**Exercise**
Look through the lines below and state how many hold the word "basal". Write only the number.

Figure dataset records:
----

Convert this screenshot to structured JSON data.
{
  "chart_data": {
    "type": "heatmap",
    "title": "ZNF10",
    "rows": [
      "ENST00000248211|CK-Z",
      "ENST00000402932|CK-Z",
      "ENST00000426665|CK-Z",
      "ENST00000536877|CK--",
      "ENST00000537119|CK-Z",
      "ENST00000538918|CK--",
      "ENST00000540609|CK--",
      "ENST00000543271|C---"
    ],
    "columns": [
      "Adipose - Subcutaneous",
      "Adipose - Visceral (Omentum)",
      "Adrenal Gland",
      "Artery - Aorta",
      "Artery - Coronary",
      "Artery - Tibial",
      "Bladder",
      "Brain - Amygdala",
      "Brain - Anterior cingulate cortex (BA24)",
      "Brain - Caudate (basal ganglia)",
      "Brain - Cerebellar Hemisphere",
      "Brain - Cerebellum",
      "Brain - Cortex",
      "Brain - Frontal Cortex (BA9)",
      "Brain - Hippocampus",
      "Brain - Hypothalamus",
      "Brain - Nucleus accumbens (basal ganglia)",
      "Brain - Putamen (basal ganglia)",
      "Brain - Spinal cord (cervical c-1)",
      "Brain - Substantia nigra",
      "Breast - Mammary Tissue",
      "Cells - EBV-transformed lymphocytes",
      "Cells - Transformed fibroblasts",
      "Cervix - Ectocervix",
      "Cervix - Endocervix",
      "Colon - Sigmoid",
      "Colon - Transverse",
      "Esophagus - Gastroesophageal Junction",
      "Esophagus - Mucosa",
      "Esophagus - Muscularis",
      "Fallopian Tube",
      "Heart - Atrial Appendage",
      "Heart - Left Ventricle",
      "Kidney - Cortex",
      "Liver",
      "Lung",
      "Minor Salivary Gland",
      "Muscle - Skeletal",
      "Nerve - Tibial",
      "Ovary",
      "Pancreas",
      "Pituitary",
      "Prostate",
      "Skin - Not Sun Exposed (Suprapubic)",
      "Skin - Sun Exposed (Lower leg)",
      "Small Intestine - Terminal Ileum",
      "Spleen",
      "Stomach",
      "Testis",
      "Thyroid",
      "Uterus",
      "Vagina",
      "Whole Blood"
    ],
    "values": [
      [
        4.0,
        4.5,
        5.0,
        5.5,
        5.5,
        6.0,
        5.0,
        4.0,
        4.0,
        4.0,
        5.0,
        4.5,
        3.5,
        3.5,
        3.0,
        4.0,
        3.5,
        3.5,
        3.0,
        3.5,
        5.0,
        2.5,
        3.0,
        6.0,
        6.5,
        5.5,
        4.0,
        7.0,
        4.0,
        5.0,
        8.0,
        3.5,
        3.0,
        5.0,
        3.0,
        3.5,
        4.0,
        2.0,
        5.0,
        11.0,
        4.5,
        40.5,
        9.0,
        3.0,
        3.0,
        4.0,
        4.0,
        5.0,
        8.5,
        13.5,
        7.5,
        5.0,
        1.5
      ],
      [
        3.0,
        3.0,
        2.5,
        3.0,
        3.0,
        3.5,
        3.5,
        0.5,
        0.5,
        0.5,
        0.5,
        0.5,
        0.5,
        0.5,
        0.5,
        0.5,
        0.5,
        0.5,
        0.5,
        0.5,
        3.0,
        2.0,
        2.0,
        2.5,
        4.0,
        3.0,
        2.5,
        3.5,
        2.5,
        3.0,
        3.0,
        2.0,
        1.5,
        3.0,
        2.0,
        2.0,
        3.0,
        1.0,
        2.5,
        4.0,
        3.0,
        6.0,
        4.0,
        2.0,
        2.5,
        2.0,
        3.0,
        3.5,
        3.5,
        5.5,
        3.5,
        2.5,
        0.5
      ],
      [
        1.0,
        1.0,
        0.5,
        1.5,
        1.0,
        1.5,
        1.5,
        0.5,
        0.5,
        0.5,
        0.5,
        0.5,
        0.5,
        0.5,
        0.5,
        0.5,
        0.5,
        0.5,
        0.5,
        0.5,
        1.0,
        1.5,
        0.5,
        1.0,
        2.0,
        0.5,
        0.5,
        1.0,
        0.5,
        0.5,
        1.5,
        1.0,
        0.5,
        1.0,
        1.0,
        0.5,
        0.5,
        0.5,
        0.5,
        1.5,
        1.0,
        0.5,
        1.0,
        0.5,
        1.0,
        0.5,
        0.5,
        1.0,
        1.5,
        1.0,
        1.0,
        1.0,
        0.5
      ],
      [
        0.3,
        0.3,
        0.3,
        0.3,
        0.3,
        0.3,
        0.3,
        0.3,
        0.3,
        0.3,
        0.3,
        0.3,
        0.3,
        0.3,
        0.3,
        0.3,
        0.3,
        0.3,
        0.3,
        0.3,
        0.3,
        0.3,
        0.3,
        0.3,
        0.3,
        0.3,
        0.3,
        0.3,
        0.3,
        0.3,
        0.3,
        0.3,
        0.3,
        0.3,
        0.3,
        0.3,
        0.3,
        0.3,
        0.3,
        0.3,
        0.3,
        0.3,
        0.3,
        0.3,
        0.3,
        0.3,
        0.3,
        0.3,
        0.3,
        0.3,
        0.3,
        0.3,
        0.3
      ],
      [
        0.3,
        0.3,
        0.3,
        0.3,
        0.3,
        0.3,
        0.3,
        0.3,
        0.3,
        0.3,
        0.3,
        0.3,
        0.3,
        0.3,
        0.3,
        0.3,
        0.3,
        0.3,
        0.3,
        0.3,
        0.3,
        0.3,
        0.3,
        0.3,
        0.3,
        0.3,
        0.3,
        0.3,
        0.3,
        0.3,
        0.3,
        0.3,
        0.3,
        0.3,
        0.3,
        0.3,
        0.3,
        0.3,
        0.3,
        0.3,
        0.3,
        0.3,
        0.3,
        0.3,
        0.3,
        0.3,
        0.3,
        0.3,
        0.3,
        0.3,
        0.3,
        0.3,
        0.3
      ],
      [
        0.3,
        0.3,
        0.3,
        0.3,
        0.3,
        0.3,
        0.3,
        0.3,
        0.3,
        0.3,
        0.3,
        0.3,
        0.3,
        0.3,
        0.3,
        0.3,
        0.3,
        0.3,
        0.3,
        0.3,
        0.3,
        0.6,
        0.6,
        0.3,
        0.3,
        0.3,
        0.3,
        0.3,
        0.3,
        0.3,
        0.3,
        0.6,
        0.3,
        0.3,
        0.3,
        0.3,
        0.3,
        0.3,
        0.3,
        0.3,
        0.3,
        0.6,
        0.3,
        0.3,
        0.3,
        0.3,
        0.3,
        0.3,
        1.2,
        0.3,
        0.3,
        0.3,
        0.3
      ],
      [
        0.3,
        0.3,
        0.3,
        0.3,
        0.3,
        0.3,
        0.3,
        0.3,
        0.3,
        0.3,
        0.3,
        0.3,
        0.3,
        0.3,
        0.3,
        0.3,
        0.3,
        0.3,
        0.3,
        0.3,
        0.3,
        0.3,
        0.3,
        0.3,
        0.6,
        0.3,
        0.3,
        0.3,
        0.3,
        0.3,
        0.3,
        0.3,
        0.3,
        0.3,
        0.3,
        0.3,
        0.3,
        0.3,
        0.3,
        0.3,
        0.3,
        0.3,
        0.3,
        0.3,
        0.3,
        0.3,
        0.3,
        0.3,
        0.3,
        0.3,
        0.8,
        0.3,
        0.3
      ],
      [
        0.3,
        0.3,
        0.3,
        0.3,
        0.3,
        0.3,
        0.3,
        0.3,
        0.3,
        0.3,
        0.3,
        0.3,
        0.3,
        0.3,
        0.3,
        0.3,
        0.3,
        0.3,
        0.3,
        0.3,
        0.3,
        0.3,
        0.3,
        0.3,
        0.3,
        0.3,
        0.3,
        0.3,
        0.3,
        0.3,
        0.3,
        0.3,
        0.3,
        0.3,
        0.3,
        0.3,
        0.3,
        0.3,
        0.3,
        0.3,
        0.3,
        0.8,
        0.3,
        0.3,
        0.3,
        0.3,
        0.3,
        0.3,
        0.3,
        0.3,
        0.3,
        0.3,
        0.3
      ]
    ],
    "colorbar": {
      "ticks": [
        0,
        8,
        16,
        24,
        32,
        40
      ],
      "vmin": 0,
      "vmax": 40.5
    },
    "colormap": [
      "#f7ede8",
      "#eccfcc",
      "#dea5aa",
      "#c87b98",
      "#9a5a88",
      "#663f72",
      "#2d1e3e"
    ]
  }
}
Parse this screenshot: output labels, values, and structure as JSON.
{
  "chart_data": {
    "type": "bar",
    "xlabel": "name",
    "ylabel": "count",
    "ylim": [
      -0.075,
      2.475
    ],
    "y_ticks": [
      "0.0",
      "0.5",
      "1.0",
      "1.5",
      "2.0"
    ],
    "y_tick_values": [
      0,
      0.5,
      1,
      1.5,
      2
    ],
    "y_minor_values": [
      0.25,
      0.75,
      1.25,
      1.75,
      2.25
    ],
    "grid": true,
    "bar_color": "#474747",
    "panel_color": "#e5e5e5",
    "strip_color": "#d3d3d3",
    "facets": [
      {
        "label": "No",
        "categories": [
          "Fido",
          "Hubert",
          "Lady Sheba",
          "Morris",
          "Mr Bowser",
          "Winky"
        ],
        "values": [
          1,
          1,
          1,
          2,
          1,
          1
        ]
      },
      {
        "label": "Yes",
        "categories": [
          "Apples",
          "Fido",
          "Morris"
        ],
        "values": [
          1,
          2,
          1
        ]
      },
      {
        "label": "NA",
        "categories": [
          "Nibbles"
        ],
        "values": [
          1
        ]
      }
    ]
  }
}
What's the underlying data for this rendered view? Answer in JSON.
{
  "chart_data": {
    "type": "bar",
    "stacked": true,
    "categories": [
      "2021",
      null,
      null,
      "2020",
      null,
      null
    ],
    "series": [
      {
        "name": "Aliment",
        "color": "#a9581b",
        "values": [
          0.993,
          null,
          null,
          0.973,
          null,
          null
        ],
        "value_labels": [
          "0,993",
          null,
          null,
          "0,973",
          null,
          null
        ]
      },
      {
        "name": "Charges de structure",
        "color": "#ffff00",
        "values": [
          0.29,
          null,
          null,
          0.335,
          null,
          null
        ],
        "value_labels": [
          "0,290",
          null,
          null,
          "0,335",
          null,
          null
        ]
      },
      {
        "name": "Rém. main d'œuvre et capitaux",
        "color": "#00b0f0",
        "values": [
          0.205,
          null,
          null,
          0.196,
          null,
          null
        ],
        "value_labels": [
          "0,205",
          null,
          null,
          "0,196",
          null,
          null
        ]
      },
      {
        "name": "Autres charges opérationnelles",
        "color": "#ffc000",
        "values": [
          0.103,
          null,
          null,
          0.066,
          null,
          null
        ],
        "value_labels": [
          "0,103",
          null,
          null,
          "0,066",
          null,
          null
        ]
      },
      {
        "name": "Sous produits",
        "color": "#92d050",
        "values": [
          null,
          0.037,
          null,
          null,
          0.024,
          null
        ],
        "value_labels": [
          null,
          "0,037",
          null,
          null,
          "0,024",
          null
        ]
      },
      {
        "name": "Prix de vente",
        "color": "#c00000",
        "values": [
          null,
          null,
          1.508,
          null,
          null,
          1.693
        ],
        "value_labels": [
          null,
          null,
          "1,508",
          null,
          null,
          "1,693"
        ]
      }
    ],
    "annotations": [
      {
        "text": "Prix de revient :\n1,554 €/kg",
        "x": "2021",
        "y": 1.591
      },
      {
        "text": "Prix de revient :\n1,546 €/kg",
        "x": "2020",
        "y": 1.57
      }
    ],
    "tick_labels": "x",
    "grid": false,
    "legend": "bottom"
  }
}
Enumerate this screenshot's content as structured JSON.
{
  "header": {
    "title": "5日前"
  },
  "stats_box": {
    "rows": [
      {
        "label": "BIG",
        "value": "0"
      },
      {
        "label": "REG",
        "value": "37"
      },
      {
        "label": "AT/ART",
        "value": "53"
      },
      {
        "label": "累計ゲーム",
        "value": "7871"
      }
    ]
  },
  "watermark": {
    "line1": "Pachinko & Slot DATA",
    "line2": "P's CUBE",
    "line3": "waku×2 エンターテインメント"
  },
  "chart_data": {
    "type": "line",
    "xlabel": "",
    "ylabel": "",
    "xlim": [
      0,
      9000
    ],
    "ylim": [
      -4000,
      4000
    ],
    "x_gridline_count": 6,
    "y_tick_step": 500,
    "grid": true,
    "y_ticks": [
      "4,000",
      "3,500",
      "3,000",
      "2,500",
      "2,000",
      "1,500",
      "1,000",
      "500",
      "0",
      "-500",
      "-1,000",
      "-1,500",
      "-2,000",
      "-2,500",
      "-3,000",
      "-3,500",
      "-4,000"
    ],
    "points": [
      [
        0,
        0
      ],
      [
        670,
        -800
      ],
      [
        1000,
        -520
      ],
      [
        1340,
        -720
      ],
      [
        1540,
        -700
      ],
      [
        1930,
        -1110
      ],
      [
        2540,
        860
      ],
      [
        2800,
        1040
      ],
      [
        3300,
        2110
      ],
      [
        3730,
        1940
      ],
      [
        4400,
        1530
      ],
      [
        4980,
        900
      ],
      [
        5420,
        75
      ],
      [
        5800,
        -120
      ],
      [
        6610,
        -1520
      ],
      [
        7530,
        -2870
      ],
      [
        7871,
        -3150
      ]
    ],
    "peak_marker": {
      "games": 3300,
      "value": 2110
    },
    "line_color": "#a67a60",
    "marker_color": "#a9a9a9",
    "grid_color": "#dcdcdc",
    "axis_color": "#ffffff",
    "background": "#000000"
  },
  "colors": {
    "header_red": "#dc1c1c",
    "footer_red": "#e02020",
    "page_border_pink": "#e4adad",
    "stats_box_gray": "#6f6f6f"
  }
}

----

**Answer in full**
3